• WORK REQUIRED: Lines containing the word "quelques" are to be located and copied.

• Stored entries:
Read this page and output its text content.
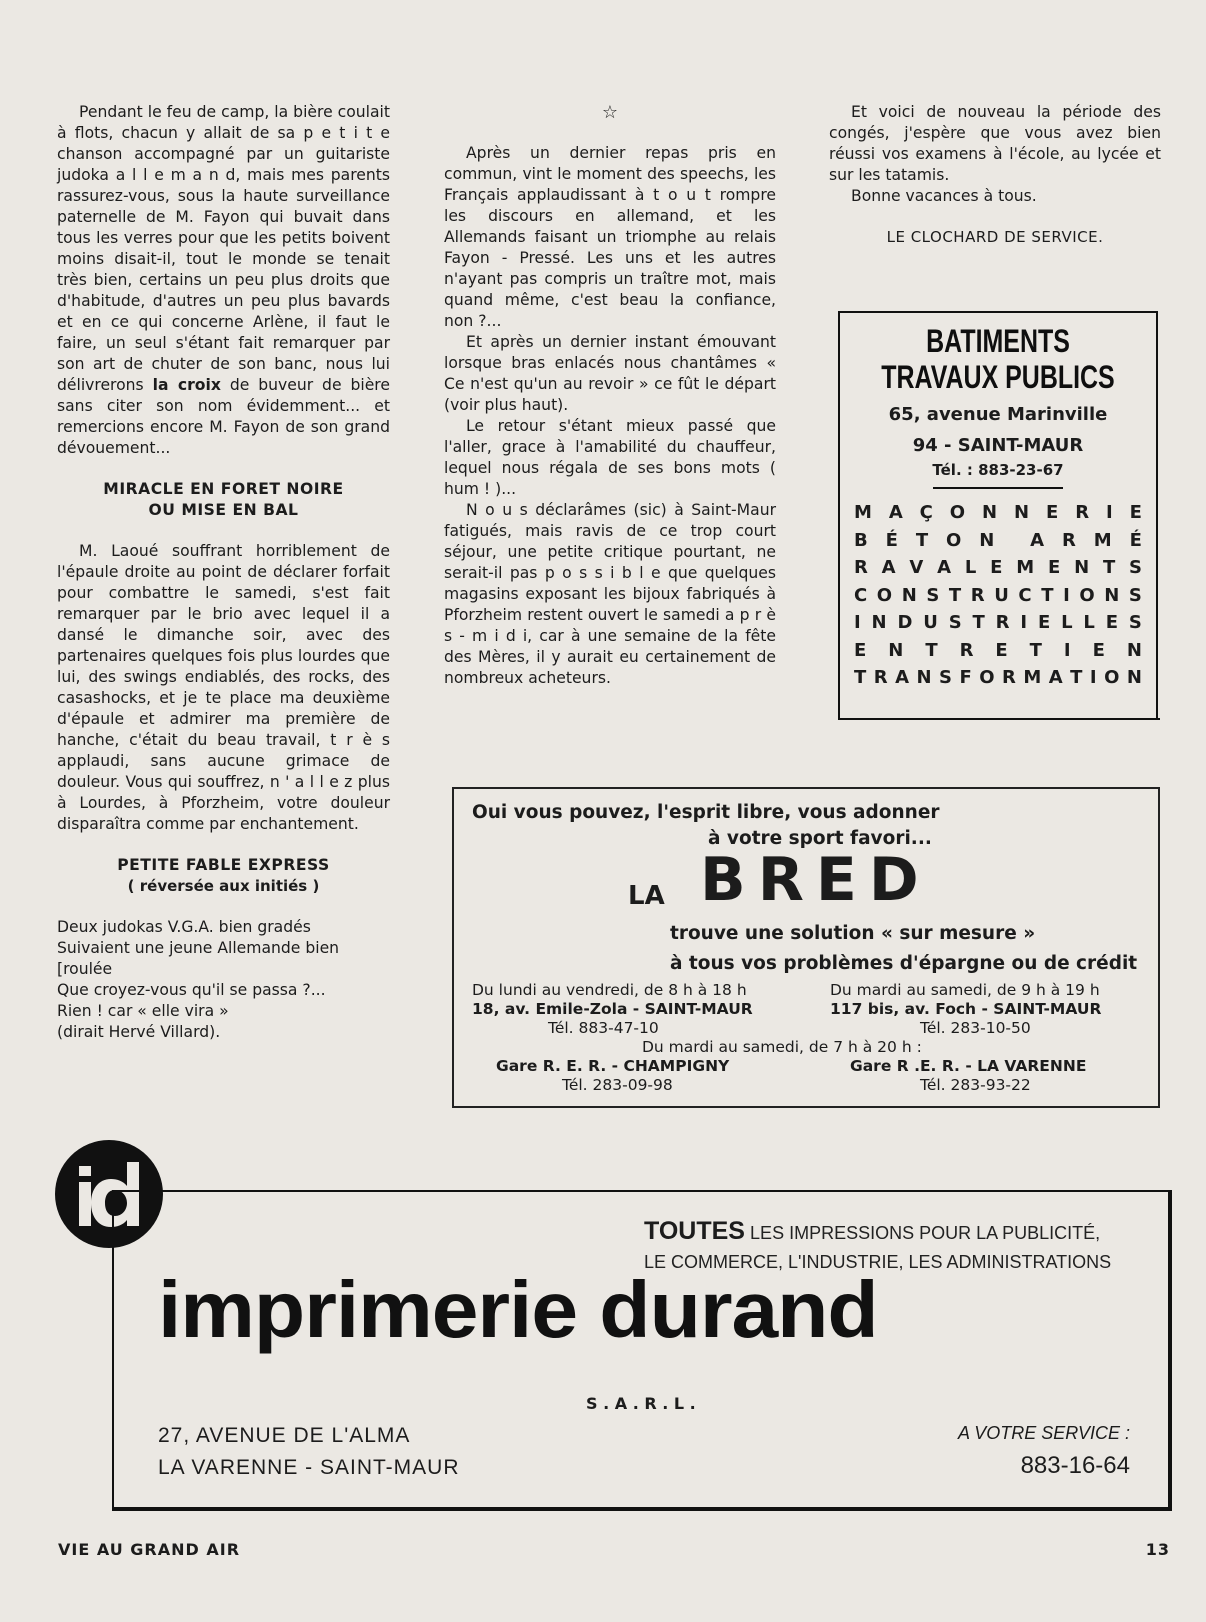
Pendant le feu de camp, la bière coulait à flots, chacun y allait de sa p e t i t e chanson accompagné par un guitariste judoka a l l e m a n d, mais mes parents rassurez-vous, sous la haute surveillance paternelle de M. Fayon qui buvait dans tous les verres pour que les petits boivent moins disait-il, tout le monde se tenait très bien, certains un peu plus droits que d'habitude, d'autres un peu plus bavards et en ce qui concerne Arlène, il faut le faire, un seul s'étant fait remarquer par son art de chuter de son banc, nous lui délivrerons la croix de buveur de bière sans citer son nom évidemment... et remercions encore M. Fayon de son grand dévouement...

MIRACLE EN FORET NOIRE
OU MISE EN BAL

M. Laoué souffrant horriblement de l'épaule droite au point de déclarer forfait pour combattre le samedi, s'est fait remarquer par le brio avec lequel il a dansé le dimanche soir, avec des partenaires quelques fois plus lourdes que lui, des swings endiablés, des rocks, des casashocks, et je te place ma deuxième d'épaule et admirer ma première de hanche, c'était du beau travail, t r è s applaudi, sans aucune grimace de douleur. Vous qui souffrez, n ' a l l e z plus à Lourdes, à Pforzheim, votre douleur disparaîtra comme par enchantement.

PETITE FABLE EXPRESS
( réversée aux initiés )

Deux judokas V.G.A. bien gradés

Suivaient une jeune Allemande bien

[roulée

Que croyez-vous qu'il se passa ?...

Rien ! car « elle vira »

(dirait Hervé Villard).

☆

Après un dernier repas pris en commun, vint le moment des speechs, les Français applaudissant à t o u t rompre les discours en allemand, et les Allemands faisant un triomphe au relais Fayon - Pressé. Les uns et les autres n'ayant pas compris un traître mot, mais quand même, c'est beau la confiance, non ?...

Et après un dernier instant émouvant lorsque bras enlacés nous chantâmes « Ce n'est qu'un au revoir » ce fût le départ (voir plus haut).

Le retour s'étant mieux passé que l'aller, grace à l'amabilité du chauffeur, lequel nous régala de ses bons mots ( hum ! )...

N o u s déclarâmes (sic) à Saint-Maur fatigués, mais ravis de ce trop court séjour, une petite critique pourtant, ne serait-il pas p o s s i b l e que quelques magasins exposant les bijoux fabriqués à Pforzheim restent ouvert le samedi a p r è s - m i d i, car à une semaine de la fête des Mères, il y aurait eu certainement de nombreux acheteurs.

Et voici de nouveau la période des congés, j'espère que vous avez bien réussi vos examens à l'école, au lycée et sur les tatamis.

Bonne vacances à tous.

LE CLOCHARD DE SERVICE.
BATIMENTS
TRAVAUX PUBLICS
65, avenue Marinville
94 - SAINT-MAUR
Tél. : 883-23-67
M A Ç O N N E R I E
B É T O N A R M É
R A V A L E M E N T S
C O N S T R U C T I O N S
I N D U S T R I E L L E S
E N T R E T I E N
T R A N S F O R M A T I O N
Oui vous pouvez, l'esprit libre, vous adonner
à votre sport favori...
LA BRED
trouve une solution « sur mesure »
à tous vos problèmes d'épargne ou de crédit
Du lundi au vendredi, de 8 h à 18 h
18, av. Emile-Zola - SAINT-MAUR
Tél. 883-47-10
Du mardi au samedi, de 9 h à 19 h
117 bis, av. Foch - SAINT-MAUR
Tél. 283-10-50
Du mardi au samedi, de 7 h à 20 h :
Gare R. E. R. - CHAMPIGNY
Tél. 283-09-98
Gare R .E. R. - LA VARENNE
Tél. 283-93-22
TOUTES LES IMPRESSIONS POUR LA PUBLICITÉ,
LE COMMERCE, L'INDUSTRIE, LES ADMINISTRATIONS
imprimerie durand
S . A . R . L .
27, AVENUE DE L'ALMA
LA VARENNE - SAINT-MAUR
A VOTRE SERVICE :
883-16-64
VIE AU GRAND AIR	13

• FULL SOLUTION:
M. Laoué souffrant horriblement de l'épaule droite au point de déclarer forfait pour combattre le samedi, s'est fait remarquer par le brio avec lequel il a dansé le dimanche soir, avec des partenaires quelques fois plus lourdes que lui, des swings endiablés, des rocks, des casashocks, et je te place ma deuxième d'épaule et admirer ma première de hanche, c'était du beau travail, t r è s applaudi, sans aucune grimace de douleur. Vous qui souffrez, n ' a l l e z plus à Lourdes, à Pforzheim, votre douleur disparaîtra comme par enchantement.
N o u s déclarâmes (sic) à Saint-Maur fatigués, mais ravis de ce trop court séjour, une petite critique pourtant, ne serait-il pas p o s s i b l e que quelques magasins exposant les bijoux fabriqués à Pforzheim restent ouvert le samedi a p r è s - m i d i, car à une semaine de la fête des Mères, il y aurait eu certainement de nombreux acheteurs.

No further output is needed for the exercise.